— BEGIN —
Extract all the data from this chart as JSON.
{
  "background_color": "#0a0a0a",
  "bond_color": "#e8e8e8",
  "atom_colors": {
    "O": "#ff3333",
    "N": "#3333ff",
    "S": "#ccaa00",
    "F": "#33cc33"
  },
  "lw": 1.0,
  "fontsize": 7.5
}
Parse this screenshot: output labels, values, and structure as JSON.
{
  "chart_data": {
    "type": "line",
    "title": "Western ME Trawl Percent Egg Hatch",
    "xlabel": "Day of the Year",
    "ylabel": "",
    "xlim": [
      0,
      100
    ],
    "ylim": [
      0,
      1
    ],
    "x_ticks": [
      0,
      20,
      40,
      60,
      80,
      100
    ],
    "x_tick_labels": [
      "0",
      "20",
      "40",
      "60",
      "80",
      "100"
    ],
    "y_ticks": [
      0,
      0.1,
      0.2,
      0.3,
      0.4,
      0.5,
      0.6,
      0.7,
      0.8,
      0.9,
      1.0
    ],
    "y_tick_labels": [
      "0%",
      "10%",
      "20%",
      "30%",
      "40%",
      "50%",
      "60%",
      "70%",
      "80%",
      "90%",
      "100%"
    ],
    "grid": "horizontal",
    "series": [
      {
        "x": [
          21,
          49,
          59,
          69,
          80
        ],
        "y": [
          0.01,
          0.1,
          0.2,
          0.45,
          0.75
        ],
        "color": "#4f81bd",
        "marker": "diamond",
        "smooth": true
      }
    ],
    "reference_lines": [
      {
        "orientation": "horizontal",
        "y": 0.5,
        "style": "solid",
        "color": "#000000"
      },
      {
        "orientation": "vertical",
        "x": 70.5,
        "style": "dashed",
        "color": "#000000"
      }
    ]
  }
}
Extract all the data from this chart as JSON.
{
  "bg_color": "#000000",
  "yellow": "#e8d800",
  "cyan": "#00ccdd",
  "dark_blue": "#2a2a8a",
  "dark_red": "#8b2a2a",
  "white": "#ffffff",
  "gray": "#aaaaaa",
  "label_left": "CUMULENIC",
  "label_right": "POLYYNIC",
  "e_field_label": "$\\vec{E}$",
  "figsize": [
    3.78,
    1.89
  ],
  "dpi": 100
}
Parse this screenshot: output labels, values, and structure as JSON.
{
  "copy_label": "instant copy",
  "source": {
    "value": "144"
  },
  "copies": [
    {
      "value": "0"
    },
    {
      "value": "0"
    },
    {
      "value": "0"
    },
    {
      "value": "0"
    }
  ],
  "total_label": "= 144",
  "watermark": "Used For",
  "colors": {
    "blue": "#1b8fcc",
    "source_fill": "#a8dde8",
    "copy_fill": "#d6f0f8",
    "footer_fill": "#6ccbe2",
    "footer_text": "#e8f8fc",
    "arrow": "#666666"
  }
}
— END —
The entries above must be returned in full, exactly as shown.

Extract all the data from this chart as JSON.
{
  "background_color": "#0a0a0a",
  "bond_color": "#e8e8e8",
  "atom_colors": {
    "O": "#ff3333",
    "N": "#3333ff",
    "S": "#ccaa00",
    "F": "#33cc33"
  },
  "lw": 1.0,
  "fontsize": 7.5
}
Parse this screenshot: output labels, values, and structure as JSON.
{
  "chart_data": {
    "type": "line",
    "title": "Western ME Trawl Percent Egg Hatch",
    "xlabel": "Day of the Year",
    "ylabel": "",
    "xlim": [
      0,
      100
    ],
    "ylim": [
      0,
      1
    ],
    "x_ticks": [
      0,
      20,
      40,
      60,
      80,
      100
    ],
    "x_tick_labels": [
      "0",
      "20",
      "40",
      "60",
      "80",
      "100"
    ],
    "y_ticks": [
      0,
      0.1,
      0.2,
      0.3,
      0.4,
      0.5,
      0.6,
      0.7,
      0.8,
      0.9,
      1.0
    ],
    "y_tick_labels": [
      "0%",
      "10%",
      "20%",
      "30%",
      "40%",
      "50%",
      "60%",
      "70%",
      "80%",
      "90%",
      "100%"
    ],
    "grid": "horizontal",
    "series": [
      {
        "x": [
          21,
          49,
          59,
          69,
          80
        ],
        "y": [
          0.01,
          0.1,
          0.2,
          0.45,
          0.75
        ],
        "color": "#4f81bd",
        "marker": "diamond",
        "smooth": true
      }
    ],
    "reference_lines": [
      {
        "orientation": "horizontal",
        "y": 0.5,
        "style": "solid",
        "color": "#000000"
      },
      {
        "orientation": "vertical",
        "x": 70.5,
        "style": "dashed",
        "color": "#000000"
      }
    ]
  }
}
Extract all the data from this chart as JSON.
{
  "bg_color": "#000000",
  "yellow": "#e8d800",
  "cyan": "#00ccdd",
  "dark_blue": "#2a2a8a",
  "dark_red": "#8b2a2a",
  "white": "#ffffff",
  "gray": "#aaaaaa",
  "label_left": "CUMULENIC",
  "label_right": "POLYYNIC",
  "e_field_label": "$\\vec{E}$",
  "figsize": [
    3.78,
    1.89
  ],
  "dpi": 100
}
Parse this screenshot: output labels, values, and structure as JSON.
{
  "copy_label": "instant copy",
  "source": {
    "value": "144"
  },
  "copies": [
    {
      "value": "0"
    },
    {
      "value": "0"
    },
    {
      "value": "0"
    },
    {
      "value": "0"
    }
  ],
  "total_label": "= 144",
  "watermark": "Used For",
  "colors": {
    "blue": "#1b8fcc",
    "source_fill": "#a8dde8",
    "copy_fill": "#d6f0f8",
    "footer_fill": "#6ccbe2",
    "footer_text": "#e8f8fc",
    "arrow": "#666666"
  }
}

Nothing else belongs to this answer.